• What you need to do: Copy all entries without alteration and skip the pictures they hold.
-------
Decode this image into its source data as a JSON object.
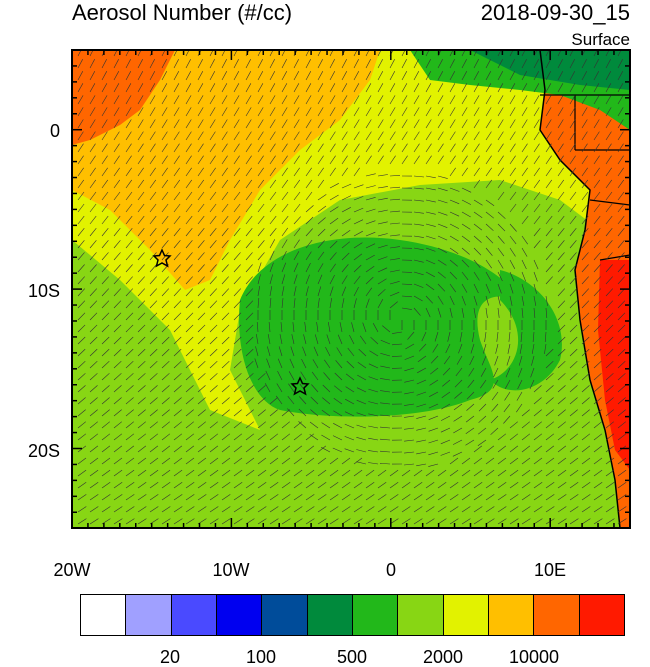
{
  "title": "Aerosol Number (#/cc)",
  "datetime": "2018-09-30_15",
  "level": "Surface",
  "lon_labels": [
    "20W",
    "10W",
    "0",
    "10E"
  ],
  "lat_labels": [
    "0",
    "10S",
    "20S"
  ],
  "colorbar": {
    "colors": [
      "#ffffff",
      "#a0a0ff",
      "#4a4aff",
      "#0000f0",
      "#004c9a",
      "#008a3c",
      "#22b81a",
      "#88d614",
      "#e2f200",
      "#ffbf00",
      "#ff6600",
      "#ff1a00"
    ],
    "labels": [
      "20",
      "100",
      "500",
      "2000",
      "10000"
    ]
  },
  "markers": [
    {
      "lon": "14.5W",
      "lat": "8S",
      "icon": "star-icon"
    },
    {
      "lon": "5.8W",
      "lat": "16S",
      "icon": "star-icon"
    }
  ],
  "colors": {
    "land_red": "#ff1a00",
    "land_orange": "#ff6600",
    "high_orange": "#ffbf00",
    "yellow": "#e2f200",
    "lightgreen": "#88d614",
    "green": "#22b81a",
    "darkgreen": "#008a3c"
  }
}
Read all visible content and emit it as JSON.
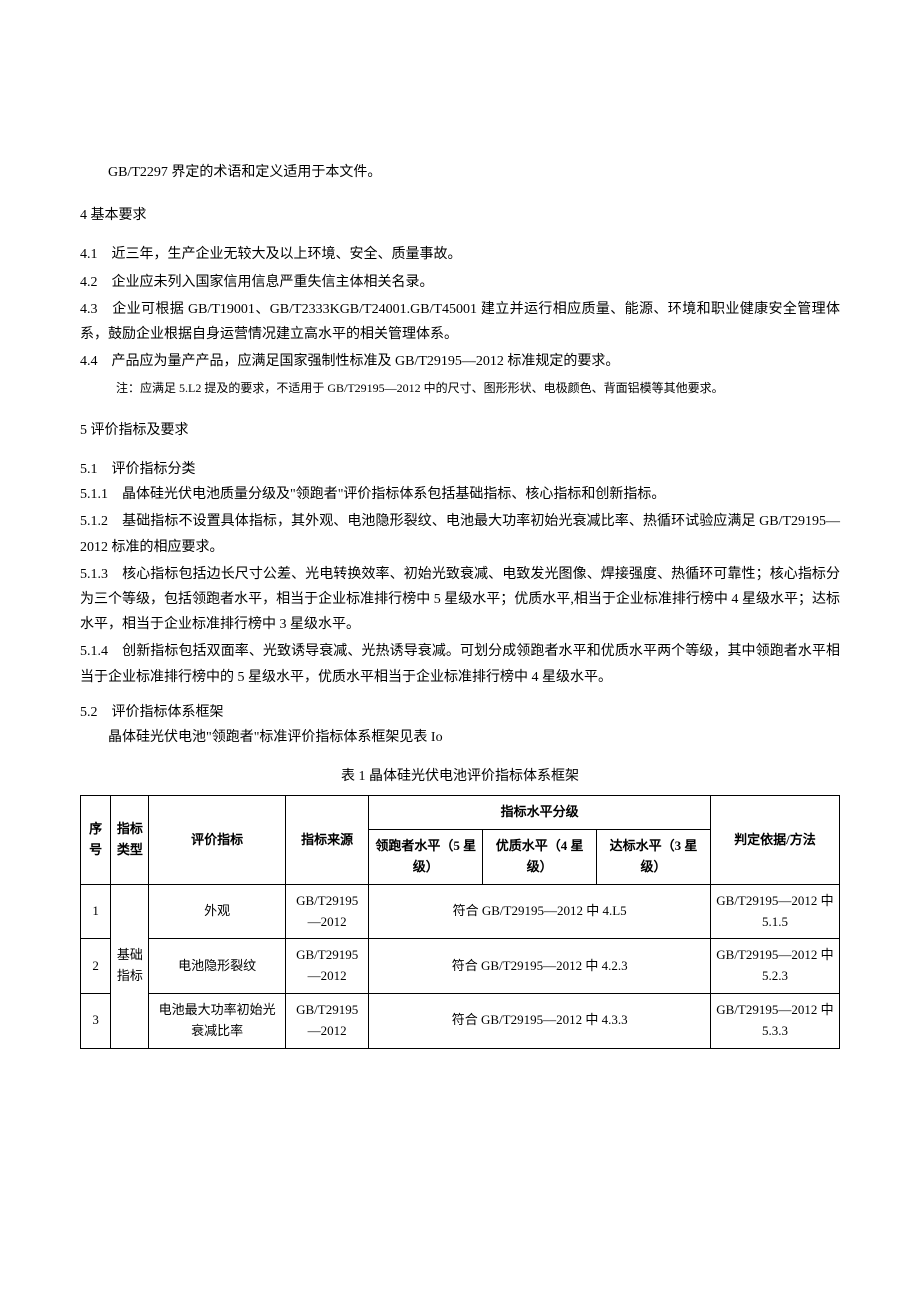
-------
• Written response:
Decode this image into its source data as a JSON object.
{
  "title": "Aerosol Number (#/cc)",
  "datetime": "2018-09-30_15",
  "level": "Surface",
  "lon_labels": [
    "20W",
    "10W",
    "0",
    "10E"
  ],
  "lat_labels": [
    "0",
    "10S",
    "20S"
  ],
  "colorbar": {
    "colors": [
      "#ffffff",
      "#a0a0ff",
      "#4a4aff",
      "#0000f0",
      "#004c9a",
      "#008a3c",
      "#22b81a",
      "#88d614",
      "#e2f200",
      "#ffbf00",
      "#ff6600",
      "#ff1a00"
    ],
    "labels": [
      "20",
      "100",
      "500",
      "2000",
      "10000"
    ]
  },
  "markers": [
    {
      "lon": "14.5W",
      "lat": "8S",
      "icon": "star-icon"
    },
    {
      "lon": "5.8W",
      "lat": "16S",
      "icon": "star-icon"
    }
  ],
  "colors": {
    "land_red": "#ff1a00",
    "land_orange": "#ff6600",
    "high_orange": "#ffbf00",
    "yellow": "#e2f200",
    "lightgreen": "#88d614",
    "green": "#22b81a",
    "darkgreen": "#008a3c"
  }
}
Read all visible content and emit it as JSON.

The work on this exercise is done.